--- Begin DATA EXTRACT ---
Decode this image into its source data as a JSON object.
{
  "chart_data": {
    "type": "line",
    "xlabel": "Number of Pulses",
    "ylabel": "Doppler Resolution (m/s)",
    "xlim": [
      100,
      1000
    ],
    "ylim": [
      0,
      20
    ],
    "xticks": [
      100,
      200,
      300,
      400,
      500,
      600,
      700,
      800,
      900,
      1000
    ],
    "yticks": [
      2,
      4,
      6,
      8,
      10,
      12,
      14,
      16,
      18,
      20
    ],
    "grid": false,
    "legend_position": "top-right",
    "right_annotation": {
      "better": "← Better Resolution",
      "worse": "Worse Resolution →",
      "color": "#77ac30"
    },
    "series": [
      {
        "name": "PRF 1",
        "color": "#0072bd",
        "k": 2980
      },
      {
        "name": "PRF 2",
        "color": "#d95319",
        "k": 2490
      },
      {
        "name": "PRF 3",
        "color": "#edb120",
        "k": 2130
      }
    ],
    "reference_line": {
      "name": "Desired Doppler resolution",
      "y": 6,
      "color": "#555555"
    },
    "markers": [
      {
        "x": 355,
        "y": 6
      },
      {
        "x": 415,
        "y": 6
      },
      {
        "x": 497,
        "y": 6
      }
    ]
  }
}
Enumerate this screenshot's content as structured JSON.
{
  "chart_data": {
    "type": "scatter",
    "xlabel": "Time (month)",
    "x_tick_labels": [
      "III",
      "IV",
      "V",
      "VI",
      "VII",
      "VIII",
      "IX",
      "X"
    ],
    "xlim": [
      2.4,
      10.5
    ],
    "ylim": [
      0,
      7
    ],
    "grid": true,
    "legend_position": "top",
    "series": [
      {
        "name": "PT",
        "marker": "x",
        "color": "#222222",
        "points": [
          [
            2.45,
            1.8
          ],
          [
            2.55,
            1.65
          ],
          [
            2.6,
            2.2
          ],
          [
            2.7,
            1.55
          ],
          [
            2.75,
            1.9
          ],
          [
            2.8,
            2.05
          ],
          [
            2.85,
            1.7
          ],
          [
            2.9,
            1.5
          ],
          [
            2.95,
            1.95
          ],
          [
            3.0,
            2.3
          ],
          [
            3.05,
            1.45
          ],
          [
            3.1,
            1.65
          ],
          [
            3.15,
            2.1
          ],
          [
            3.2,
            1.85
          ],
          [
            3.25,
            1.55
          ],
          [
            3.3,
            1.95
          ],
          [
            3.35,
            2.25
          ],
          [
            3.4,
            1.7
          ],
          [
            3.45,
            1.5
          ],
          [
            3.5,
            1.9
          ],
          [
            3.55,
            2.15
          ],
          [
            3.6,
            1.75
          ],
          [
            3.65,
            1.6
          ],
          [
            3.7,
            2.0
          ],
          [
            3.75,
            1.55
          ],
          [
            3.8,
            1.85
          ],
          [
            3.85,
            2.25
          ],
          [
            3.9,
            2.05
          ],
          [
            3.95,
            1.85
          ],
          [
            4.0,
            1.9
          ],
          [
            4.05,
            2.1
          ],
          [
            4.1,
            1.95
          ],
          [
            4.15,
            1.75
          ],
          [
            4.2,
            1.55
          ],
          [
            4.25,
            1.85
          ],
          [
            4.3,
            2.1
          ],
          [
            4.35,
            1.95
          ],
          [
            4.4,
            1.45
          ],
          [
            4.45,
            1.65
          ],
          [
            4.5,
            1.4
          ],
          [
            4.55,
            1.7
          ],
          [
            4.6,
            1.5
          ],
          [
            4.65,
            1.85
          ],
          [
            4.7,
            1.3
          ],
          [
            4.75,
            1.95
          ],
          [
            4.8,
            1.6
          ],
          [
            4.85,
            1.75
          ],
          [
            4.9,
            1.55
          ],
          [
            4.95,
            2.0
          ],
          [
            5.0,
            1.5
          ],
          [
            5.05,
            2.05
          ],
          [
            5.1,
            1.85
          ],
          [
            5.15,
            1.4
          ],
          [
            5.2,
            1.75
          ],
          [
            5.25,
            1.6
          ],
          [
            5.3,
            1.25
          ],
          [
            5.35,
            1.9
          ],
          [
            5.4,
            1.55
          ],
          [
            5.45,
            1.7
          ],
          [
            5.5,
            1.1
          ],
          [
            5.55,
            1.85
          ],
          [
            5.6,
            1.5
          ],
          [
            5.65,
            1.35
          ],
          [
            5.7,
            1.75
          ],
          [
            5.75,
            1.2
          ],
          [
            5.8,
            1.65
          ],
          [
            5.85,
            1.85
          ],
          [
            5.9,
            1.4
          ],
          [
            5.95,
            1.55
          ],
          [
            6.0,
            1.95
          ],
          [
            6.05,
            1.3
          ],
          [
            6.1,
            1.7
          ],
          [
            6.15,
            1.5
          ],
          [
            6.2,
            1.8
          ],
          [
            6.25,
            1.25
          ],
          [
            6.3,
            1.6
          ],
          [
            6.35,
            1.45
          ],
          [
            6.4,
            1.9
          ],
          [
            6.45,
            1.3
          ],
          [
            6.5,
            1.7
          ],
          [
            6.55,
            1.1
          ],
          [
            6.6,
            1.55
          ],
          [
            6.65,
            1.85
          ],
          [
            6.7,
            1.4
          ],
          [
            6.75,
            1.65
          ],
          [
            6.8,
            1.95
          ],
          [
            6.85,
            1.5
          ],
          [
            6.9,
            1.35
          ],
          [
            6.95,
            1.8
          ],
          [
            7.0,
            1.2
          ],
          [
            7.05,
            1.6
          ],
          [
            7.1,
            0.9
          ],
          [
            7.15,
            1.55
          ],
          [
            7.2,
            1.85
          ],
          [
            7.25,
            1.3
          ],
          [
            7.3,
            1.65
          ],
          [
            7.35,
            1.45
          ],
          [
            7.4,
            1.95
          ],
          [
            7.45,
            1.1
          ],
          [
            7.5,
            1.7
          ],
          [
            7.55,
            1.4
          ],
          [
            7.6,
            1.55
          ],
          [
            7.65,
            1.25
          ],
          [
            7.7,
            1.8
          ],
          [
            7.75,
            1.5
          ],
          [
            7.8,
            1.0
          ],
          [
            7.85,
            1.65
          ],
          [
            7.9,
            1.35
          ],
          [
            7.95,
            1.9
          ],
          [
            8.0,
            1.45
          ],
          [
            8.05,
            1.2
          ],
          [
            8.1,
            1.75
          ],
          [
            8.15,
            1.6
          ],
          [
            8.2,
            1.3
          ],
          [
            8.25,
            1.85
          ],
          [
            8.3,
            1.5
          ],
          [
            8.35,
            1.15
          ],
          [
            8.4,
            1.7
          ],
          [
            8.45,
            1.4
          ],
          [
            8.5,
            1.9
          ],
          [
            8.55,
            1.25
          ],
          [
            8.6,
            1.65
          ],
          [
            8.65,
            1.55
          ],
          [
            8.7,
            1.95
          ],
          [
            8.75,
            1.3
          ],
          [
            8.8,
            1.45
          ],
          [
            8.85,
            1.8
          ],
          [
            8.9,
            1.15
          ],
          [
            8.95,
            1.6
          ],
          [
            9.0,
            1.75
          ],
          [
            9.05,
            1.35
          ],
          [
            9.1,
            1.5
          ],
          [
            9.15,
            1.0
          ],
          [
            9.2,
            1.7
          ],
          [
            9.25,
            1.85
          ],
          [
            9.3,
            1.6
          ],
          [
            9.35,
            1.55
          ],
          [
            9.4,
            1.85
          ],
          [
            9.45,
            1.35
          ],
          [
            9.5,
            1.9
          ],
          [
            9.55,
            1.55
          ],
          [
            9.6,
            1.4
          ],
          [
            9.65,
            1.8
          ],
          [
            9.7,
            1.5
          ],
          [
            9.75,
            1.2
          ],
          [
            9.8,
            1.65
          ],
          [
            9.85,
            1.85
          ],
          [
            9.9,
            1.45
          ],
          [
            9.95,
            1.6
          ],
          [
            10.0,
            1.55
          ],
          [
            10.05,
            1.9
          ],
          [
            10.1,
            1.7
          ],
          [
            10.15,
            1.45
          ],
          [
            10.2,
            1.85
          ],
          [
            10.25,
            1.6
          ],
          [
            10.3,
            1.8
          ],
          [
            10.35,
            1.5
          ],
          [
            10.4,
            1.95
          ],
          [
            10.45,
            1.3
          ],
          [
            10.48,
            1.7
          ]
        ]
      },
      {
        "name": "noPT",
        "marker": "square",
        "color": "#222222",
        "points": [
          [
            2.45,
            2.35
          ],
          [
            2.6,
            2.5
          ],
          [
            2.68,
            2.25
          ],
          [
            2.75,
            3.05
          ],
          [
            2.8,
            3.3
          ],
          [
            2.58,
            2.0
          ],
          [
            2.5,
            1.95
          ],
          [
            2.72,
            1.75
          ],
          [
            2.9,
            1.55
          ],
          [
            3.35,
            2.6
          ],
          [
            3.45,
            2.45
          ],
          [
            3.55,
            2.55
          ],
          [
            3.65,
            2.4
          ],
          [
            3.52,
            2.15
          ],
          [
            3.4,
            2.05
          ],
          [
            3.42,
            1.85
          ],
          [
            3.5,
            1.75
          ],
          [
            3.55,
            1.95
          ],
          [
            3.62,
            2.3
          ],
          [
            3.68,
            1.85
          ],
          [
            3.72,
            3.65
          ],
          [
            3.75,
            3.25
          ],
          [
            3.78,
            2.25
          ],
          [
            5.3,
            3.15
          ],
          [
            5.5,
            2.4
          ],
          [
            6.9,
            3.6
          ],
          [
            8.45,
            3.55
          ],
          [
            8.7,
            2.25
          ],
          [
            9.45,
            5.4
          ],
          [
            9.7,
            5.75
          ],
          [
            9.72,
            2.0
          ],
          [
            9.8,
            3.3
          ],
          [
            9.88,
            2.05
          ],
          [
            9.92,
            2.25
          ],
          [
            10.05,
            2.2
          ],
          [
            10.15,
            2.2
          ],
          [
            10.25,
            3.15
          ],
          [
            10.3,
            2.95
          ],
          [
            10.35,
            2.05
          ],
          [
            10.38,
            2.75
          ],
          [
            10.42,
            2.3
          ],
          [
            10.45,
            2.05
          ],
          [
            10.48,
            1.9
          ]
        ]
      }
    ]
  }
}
--- End DATA EXTRACT ---
● **AIM OF THE EXERCISE**
Report all lines of the data above that include the string "JSON".

● **REPLY**
Decode this image into its source data as a JSON object.
Enumerate this screenshot's content as structured JSON.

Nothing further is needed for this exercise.